Objective
Repeat every line of the listing below exactly, minus the pictures.

Information supplied
START

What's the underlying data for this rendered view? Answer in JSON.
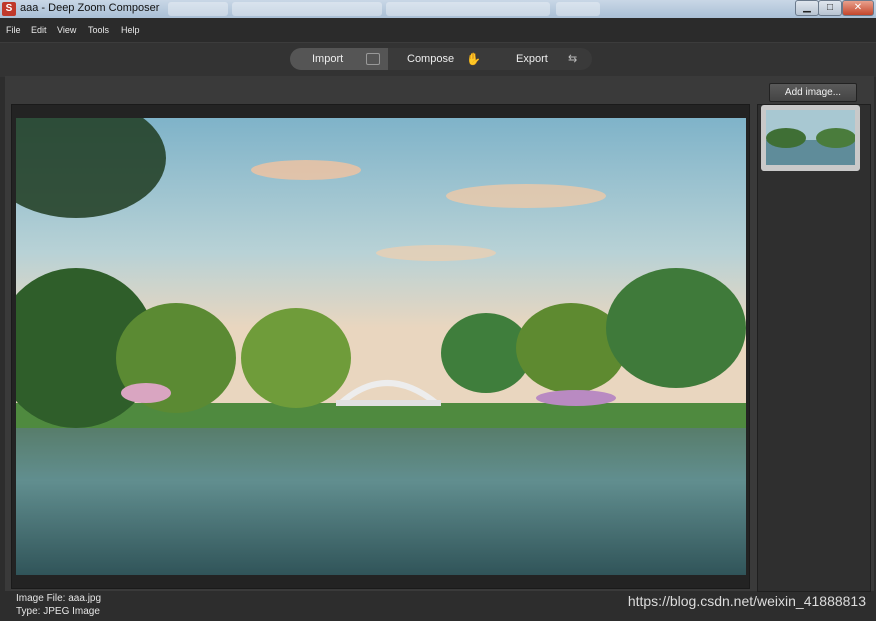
{
  "window": {
    "title": "aaa - Deep Zoom Composer",
    "controls": {
      "minimize": "▁",
      "maximize": "□",
      "close": "✕"
    }
  },
  "menu": [
    "File",
    "Edit",
    "View",
    "Tools",
    "Help"
  ],
  "toolbar": {
    "import_label": "Import",
    "compose_label": "Compose",
    "export_label": "Export"
  },
  "sidebar": {
    "add_image_label": "Add image..."
  },
  "status": {
    "file_line": "Image File: aaa.jpg",
    "type_line": "Type: JPEG Image"
  },
  "watermark": "https://blog.csdn.net/weixin_41888813",
  "colors": {
    "background": "#2d2d2d",
    "panel": "#3a3a3a",
    "active_tab": "#555555"
  }
}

END

Solution for this problem
What's the underlying data for this rendered view? Answer in JSON.
{
  "window": {
    "title": "aaa - Deep Zoom Composer",
    "controls": {
      "minimize": "▁",
      "maximize": "□",
      "close": "✕"
    }
  },
  "menu": [
    "File",
    "Edit",
    "View",
    "Tools",
    "Help"
  ],
  "toolbar": {
    "import_label": "Import",
    "compose_label": "Compose",
    "export_label": "Export"
  },
  "sidebar": {
    "add_image_label": "Add image..."
  },
  "status": {
    "file_line": "Image File: aaa.jpg",
    "type_line": "Type: JPEG Image"
  },
  "watermark": "https://blog.csdn.net/weixin_41888813",
  "colors": {
    "background": "#2d2d2d",
    "panel": "#3a3a3a",
    "active_tab": "#555555"
  }
}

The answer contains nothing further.